→ **DESCRIPTION OF THE TASK**:
Using the material below, copy every line where "describing" appears.

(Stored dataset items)
........

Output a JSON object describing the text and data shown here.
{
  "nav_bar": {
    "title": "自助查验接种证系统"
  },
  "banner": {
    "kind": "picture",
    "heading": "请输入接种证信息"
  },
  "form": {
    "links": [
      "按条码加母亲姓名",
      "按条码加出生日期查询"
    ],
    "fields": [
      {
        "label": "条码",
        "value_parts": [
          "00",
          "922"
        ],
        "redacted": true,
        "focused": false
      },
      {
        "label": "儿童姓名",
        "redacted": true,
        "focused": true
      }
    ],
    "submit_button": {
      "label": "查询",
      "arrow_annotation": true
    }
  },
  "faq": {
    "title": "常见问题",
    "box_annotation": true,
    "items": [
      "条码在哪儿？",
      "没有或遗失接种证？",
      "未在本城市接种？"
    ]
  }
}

........

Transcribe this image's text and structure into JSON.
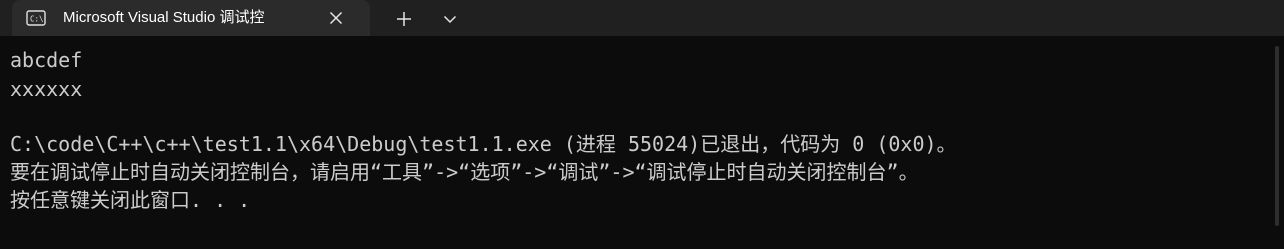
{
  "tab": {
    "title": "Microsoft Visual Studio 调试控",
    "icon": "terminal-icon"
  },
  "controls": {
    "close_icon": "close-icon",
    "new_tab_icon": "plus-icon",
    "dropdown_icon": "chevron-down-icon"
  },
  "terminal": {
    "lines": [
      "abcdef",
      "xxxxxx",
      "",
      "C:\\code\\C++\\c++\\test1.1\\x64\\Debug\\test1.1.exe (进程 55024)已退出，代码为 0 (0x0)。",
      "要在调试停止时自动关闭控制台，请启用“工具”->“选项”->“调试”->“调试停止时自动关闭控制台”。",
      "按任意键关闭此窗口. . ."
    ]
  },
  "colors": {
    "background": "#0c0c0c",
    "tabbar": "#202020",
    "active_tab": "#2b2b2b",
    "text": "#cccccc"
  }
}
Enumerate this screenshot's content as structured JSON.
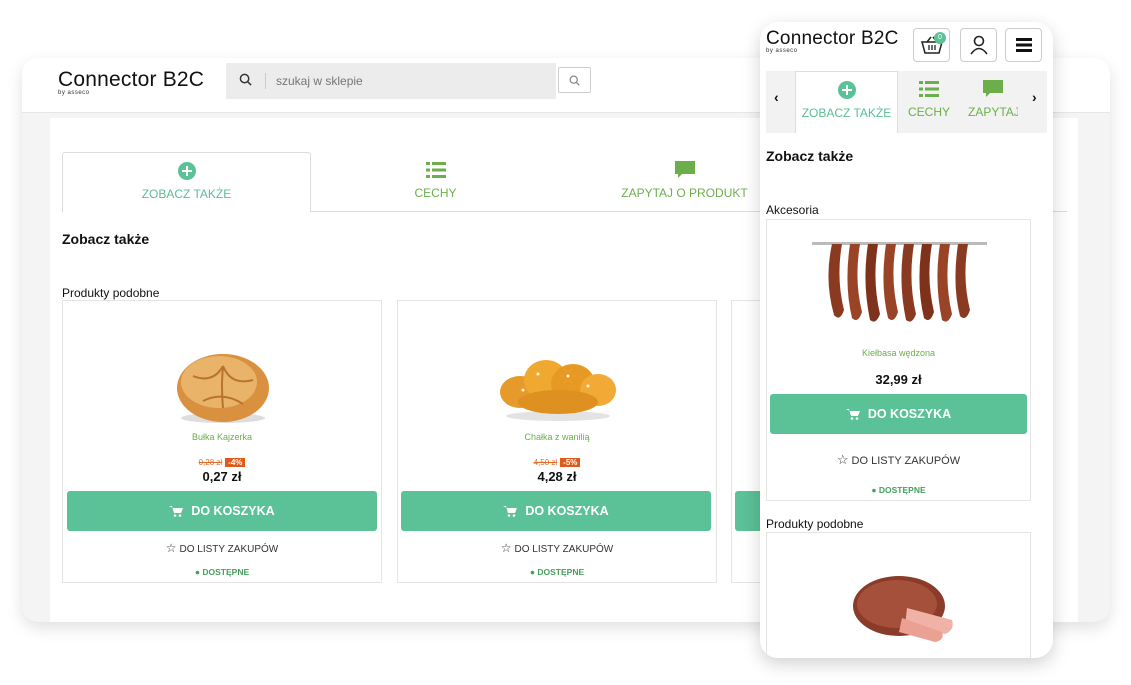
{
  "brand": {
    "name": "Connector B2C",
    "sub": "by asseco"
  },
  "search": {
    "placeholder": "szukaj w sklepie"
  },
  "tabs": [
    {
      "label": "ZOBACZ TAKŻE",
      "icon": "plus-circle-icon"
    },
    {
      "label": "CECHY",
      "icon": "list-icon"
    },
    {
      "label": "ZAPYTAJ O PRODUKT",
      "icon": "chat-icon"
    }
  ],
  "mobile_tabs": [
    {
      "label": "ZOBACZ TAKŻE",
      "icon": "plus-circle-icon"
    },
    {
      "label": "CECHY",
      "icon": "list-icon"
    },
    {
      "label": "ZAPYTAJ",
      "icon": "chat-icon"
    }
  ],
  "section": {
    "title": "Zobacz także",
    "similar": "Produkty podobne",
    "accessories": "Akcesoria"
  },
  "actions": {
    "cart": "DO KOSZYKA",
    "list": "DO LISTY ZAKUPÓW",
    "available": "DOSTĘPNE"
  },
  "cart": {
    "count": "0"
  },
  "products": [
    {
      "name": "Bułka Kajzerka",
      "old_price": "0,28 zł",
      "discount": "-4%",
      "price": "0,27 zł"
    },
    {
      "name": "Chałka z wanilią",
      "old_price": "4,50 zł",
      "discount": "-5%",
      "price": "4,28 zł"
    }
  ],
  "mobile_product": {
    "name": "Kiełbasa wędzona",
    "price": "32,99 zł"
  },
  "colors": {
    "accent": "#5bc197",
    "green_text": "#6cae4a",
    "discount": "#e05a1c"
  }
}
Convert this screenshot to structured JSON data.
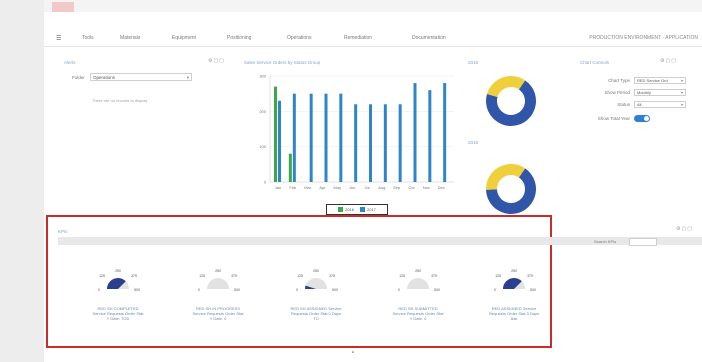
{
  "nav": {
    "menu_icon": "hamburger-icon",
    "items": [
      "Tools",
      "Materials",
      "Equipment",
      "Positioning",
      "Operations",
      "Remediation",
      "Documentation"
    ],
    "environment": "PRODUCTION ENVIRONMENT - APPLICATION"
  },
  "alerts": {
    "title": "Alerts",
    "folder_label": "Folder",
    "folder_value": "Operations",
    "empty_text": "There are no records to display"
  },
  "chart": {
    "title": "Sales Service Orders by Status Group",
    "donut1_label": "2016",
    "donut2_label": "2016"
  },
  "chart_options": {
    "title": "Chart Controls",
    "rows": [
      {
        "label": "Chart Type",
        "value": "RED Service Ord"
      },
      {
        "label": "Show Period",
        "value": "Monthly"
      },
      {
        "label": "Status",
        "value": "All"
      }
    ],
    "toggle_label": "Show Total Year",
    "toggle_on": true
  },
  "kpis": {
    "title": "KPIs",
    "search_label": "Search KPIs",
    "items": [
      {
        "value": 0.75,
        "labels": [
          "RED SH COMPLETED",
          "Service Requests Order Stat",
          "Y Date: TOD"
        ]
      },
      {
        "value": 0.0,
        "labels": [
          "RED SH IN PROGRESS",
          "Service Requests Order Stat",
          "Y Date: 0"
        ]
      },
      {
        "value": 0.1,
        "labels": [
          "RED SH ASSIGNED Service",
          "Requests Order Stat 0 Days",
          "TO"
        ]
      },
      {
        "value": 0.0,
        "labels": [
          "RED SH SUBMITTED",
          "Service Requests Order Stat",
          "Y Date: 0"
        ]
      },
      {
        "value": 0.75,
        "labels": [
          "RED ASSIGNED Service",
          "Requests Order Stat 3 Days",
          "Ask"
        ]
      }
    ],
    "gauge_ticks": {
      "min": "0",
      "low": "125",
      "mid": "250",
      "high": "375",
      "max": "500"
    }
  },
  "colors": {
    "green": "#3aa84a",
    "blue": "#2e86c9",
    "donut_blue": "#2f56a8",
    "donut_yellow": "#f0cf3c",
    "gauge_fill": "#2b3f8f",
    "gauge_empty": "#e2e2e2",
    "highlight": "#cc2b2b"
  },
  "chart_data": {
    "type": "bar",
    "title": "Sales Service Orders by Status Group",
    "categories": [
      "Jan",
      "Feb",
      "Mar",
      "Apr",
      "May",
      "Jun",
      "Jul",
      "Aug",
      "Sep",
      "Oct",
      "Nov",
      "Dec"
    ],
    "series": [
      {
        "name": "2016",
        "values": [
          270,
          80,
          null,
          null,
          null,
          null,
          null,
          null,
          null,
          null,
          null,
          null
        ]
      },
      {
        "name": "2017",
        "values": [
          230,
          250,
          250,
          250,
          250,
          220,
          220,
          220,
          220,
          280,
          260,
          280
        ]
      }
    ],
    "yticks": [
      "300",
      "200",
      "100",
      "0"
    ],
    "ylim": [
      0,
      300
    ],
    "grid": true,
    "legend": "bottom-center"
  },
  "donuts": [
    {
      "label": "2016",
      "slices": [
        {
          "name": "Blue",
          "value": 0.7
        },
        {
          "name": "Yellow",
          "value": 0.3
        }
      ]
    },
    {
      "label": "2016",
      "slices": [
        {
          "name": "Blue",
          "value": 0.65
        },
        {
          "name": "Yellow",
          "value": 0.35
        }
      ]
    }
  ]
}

........

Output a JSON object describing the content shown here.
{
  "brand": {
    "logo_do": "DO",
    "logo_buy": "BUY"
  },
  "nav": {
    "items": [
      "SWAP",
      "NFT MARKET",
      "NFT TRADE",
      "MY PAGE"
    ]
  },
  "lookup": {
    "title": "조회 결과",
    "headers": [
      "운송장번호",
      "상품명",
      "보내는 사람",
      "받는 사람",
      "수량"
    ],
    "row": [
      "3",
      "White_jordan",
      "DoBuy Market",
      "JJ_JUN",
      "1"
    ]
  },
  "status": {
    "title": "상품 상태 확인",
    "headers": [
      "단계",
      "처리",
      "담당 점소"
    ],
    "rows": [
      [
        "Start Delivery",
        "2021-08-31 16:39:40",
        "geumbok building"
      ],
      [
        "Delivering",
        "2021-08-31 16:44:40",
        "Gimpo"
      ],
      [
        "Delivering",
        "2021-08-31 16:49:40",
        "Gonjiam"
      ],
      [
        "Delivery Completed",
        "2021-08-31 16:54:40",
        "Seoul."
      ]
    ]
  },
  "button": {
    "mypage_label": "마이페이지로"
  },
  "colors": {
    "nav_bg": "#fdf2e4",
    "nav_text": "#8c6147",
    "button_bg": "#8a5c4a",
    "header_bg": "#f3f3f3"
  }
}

........

→ **TASK RESPONSE**:
Output a JSON object describing the text and data shown here.
Output a JSON object describing the content shown here.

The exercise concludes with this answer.